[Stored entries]
--- Start ---
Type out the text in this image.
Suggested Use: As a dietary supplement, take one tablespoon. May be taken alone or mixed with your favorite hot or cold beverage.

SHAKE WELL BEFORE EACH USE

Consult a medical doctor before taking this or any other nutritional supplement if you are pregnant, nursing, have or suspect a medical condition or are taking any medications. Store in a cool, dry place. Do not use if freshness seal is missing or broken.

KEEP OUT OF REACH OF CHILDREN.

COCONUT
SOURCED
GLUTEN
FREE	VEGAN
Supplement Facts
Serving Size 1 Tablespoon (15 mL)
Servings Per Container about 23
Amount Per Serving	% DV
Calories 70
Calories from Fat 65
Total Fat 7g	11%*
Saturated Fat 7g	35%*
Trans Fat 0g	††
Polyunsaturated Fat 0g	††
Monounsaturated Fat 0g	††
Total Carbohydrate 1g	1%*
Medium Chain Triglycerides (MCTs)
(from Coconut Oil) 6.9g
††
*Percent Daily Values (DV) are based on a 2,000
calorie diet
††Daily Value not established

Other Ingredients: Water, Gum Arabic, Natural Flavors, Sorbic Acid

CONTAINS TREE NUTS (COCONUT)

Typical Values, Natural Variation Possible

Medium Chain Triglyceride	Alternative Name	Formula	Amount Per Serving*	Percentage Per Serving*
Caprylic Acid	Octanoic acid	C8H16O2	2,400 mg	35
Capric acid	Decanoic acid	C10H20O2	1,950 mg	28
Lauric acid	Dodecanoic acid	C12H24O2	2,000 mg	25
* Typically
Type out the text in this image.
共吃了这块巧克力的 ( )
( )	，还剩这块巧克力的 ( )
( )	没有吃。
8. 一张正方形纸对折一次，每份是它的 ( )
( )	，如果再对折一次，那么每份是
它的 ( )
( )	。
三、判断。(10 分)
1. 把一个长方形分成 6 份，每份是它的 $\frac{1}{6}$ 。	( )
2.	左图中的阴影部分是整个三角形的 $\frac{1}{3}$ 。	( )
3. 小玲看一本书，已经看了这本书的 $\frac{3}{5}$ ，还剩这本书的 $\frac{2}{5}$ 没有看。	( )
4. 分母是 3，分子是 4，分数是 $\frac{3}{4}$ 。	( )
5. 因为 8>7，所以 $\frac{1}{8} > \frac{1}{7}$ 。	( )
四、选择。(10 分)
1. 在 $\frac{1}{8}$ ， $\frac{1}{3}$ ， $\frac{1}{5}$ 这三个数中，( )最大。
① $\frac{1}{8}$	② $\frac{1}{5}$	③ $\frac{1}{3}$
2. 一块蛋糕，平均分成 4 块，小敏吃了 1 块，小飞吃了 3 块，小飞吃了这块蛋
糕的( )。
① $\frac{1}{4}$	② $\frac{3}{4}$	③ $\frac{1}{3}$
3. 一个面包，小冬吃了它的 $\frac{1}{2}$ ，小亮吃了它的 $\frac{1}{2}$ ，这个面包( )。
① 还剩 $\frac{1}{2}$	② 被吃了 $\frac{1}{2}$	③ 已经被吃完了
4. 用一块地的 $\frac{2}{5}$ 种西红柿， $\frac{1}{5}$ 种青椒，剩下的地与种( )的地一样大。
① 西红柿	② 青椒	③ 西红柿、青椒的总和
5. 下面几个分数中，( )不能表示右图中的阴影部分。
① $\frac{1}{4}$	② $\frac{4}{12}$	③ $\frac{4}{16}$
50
--- End ---
* What is required
Send back every record, precisely as written.

* Response to this exercise
Type out the text in this image.
Suggested Use: As a dietary supplement, take one tablespoon. May be taken alone or mixed with your favorite hot or cold beverage.

SHAKE WELL BEFORE EACH USE

Consult a medical doctor before taking this or any other nutritional supplement if you are pregnant, nursing, have or suspect a medical condition or are taking any medications. Store in a cool, dry place. Do not use if freshness seal is missing or broken.

KEEP OUT OF REACH OF CHILDREN.

COCONUT
SOURCED
GLUTEN
FREE	VEGAN
Supplement Facts
Serving Size 1 Tablespoon (15 mL)
Servings Per Container about 23
Amount Per Serving	% DV
Calories 70
Calories from Fat 65
Total Fat 7g	11%*
Saturated Fat 7g	35%*
Trans Fat 0g	††
Polyunsaturated Fat 0g	††
Monounsaturated Fat 0g	††
Total Carbohydrate 1g	1%*
Medium Chain Triglycerides (MCTs)
(from Coconut Oil) 6.9g
††
*Percent Daily Values (DV) are based on a 2,000
calorie diet
††Daily Value not established

Other Ingredients: Water, Gum Arabic, Natural Flavors, Sorbic Acid

CONTAINS TREE NUTS (COCONUT)

Typical Values, Natural Variation Possible

Medium Chain Triglyceride	Alternative Name	Formula	Amount Per Serving*	Percentage Per Serving*
Caprylic Acid	Octanoic acid	C8H16O2	2,400 mg	35
Capric acid	Decanoic acid	C10H20O2	1,950 mg	28
Lauric acid	Dodecanoic acid	C12H24O2	2,000 mg	25
* Typically
Type out the text in this image.
共吃了这块巧克力的 ( )
( )	，还剩这块巧克力的 ( )
( )	没有吃。
8. 一张正方形纸对折一次，每份是它的 ( )
( )	，如果再对折一次，那么每份是
它的 ( )
( )	。
三、判断。(10 分)
1. 把一个长方形分成 6 份，每份是它的 $\frac{1}{6}$ 。	( )
2.	左图中的阴影部分是整个三角形的 $\frac{1}{3}$ 。	( )
3. 小玲看一本书，已经看了这本书的 $\frac{3}{5}$ ，还剩这本书的 $\frac{2}{5}$ 没有看。	( )
4. 分母是 3，分子是 4，分数是 $\frac{3}{4}$ 。	( )
5. 因为 8>7，所以 $\frac{1}{8} > \frac{1}{7}$ 。	( )
四、选择。(10 分)
1. 在 $\frac{1}{8}$ ， $\frac{1}{3}$ ， $\frac{1}{5}$ 这三个数中，( )最大。
① $\frac{1}{8}$	② $\frac{1}{5}$	③ $\frac{1}{3}$
2. 一块蛋糕，平均分成 4 块，小敏吃了 1 块，小飞吃了 3 块，小飞吃了这块蛋
糕的( )。
① $\frac{1}{4}$	② $\frac{3}{4}$	③ $\frac{1}{3}$
3. 一个面包，小冬吃了它的 $\frac{1}{2}$ ，小亮吃了它的 $\frac{1}{2}$ ，这个面包( )。
① 还剩 $\frac{1}{2}$	② 被吃了 $\frac{1}{2}$	③ 已经被吃完了
4. 用一块地的 $\frac{2}{5}$ 种西红柿， $\frac{1}{5}$ 种青椒，剩下的地与种( )的地一样大。
① 西红柿	② 青椒	③ 西红柿、青椒的总和
5. 下面几个分数中，( )不能表示右图中的阴影部分。
① $\frac{1}{4}$	② $\frac{4}{12}$	③ $\frac{4}{16}$
50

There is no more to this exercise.